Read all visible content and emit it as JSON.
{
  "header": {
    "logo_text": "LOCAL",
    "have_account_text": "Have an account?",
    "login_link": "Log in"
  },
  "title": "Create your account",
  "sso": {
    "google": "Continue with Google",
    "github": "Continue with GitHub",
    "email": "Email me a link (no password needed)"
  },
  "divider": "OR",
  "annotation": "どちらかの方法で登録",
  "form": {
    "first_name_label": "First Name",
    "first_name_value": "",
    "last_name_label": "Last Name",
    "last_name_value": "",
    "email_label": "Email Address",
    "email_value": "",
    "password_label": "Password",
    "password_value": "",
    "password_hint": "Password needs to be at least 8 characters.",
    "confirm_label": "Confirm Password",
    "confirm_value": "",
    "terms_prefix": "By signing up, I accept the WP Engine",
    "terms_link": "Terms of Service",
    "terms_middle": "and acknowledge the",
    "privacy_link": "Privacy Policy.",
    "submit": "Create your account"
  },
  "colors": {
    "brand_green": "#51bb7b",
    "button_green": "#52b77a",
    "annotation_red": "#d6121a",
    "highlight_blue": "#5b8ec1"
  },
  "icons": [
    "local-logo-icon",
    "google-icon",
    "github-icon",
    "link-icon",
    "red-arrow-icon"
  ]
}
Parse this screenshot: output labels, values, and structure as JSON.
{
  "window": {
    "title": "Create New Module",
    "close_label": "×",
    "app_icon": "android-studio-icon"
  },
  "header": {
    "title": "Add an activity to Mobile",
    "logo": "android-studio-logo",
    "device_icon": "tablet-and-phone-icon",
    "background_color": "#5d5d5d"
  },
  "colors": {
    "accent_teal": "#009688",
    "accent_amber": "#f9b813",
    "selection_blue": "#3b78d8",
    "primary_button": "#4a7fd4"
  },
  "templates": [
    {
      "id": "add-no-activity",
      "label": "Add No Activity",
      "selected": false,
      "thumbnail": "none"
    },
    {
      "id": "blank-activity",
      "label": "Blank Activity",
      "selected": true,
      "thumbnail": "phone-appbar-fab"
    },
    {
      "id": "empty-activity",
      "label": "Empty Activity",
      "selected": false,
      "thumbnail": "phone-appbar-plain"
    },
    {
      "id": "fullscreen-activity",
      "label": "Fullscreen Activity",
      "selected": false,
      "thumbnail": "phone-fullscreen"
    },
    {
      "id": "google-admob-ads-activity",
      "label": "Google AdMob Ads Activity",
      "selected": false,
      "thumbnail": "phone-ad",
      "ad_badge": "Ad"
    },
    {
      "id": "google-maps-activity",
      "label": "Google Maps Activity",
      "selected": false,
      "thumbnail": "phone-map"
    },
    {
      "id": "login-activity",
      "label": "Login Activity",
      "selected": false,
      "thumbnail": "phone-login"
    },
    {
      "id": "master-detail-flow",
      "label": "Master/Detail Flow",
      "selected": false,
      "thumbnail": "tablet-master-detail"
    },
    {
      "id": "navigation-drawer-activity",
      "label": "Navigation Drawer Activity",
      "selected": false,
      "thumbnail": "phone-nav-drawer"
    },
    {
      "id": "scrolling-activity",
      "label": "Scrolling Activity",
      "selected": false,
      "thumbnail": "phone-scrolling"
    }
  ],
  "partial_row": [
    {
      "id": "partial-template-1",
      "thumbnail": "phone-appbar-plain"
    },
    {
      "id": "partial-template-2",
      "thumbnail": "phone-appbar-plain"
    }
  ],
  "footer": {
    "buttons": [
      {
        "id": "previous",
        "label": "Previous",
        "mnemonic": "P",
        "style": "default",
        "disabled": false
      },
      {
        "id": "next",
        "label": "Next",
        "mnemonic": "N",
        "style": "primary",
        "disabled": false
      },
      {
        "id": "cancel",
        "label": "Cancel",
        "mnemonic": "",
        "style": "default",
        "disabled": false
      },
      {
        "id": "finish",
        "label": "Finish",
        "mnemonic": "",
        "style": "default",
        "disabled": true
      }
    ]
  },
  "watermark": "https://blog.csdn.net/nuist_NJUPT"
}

──────

Exercise brief: Quote the material exactly, leaving nothing out.

Output below:
Read all visible content and emit it as JSON.
{
  "header": {
    "logo_text": "LOCAL",
    "have_account_text": "Have an account?",
    "login_link": "Log in"
  },
  "title": "Create your account",
  "sso": {
    "google": "Continue with Google",
    "github": "Continue with GitHub",
    "email": "Email me a link (no password needed)"
  },
  "divider": "OR",
  "annotation": "どちらかの方法で登録",
  "form": {
    "first_name_label": "First Name",
    "first_name_value": "",
    "last_name_label": "Last Name",
    "last_name_value": "",
    "email_label": "Email Address",
    "email_value": "",
    "password_label": "Password",
    "password_value": "",
    "password_hint": "Password needs to be at least 8 characters.",
    "confirm_label": "Confirm Password",
    "confirm_value": "",
    "terms_prefix": "By signing up, I accept the WP Engine",
    "terms_link": "Terms of Service",
    "terms_middle": "and acknowledge the",
    "privacy_link": "Privacy Policy.",
    "submit": "Create your account"
  },
  "colors": {
    "brand_green": "#51bb7b",
    "button_green": "#52b77a",
    "annotation_red": "#d6121a",
    "highlight_blue": "#5b8ec1"
  },
  "icons": [
    "local-logo-icon",
    "google-icon",
    "github-icon",
    "link-icon",
    "red-arrow-icon"
  ]
}
Parse this screenshot: output labels, values, and structure as JSON.
{
  "window": {
    "title": "Create New Module",
    "close_label": "×",
    "app_icon": "android-studio-icon"
  },
  "header": {
    "title": "Add an activity to Mobile",
    "logo": "android-studio-logo",
    "device_icon": "tablet-and-phone-icon",
    "background_color": "#5d5d5d"
  },
  "colors": {
    "accent_teal": "#009688",
    "accent_amber": "#f9b813",
    "selection_blue": "#3b78d8",
    "primary_button": "#4a7fd4"
  },
  "templates": [
    {
      "id": "add-no-activity",
      "label": "Add No Activity",
      "selected": false,
      "thumbnail": "none"
    },
    {
      "id": "blank-activity",
      "label": "Blank Activity",
      "selected": true,
      "thumbnail": "phone-appbar-fab"
    },
    {
      "id": "empty-activity",
      "label": "Empty Activity",
      "selected": false,
      "thumbnail": "phone-appbar-plain"
    },
    {
      "id": "fullscreen-activity",
      "label": "Fullscreen Activity",
      "selected": false,
      "thumbnail": "phone-fullscreen"
    },
    {
      "id": "google-admob-ads-activity",
      "label": "Google AdMob Ads Activity",
      "selected": false,
      "thumbnail": "phone-ad",
      "ad_badge": "Ad"
    },
    {
      "id": "google-maps-activity",
      "label": "Google Maps Activity",
      "selected": false,
      "thumbnail": "phone-map"
    },
    {
      "id": "login-activity",
      "label": "Login Activity",
      "selected": false,
      "thumbnail": "phone-login"
    },
    {
      "id": "master-detail-flow",
      "label": "Master/Detail Flow",
      "selected": false,
      "thumbnail": "tablet-master-detail"
    },
    {
      "id": "navigation-drawer-activity",
      "label": "Navigation Drawer Activity",
      "selected": false,
      "thumbnail": "phone-nav-drawer"
    },
    {
      "id": "scrolling-activity",
      "label": "Scrolling Activity",
      "selected": false,
      "thumbnail": "phone-scrolling"
    }
  ],
  "partial_row": [
    {
      "id": "partial-template-1",
      "thumbnail": "phone-appbar-plain"
    },
    {
      "id": "partial-template-2",
      "thumbnail": "phone-appbar-plain"
    }
  ],
  "footer": {
    "buttons": [
      {
        "id": "previous",
        "label": "Previous",
        "mnemonic": "P",
        "style": "default",
        "disabled": false
      },
      {
        "id": "next",
        "label": "Next",
        "mnemonic": "N",
        "style": "primary",
        "disabled": false
      },
      {
        "id": "cancel",
        "label": "Cancel",
        "mnemonic": "",
        "style": "default",
        "disabled": false
      },
      {
        "id": "finish",
        "label": "Finish",
        "mnemonic": "",
        "style": "default",
        "disabled": true
      }
    ]
  },
  "watermark": "https://blog.csdn.net/nuist_NJUPT"
}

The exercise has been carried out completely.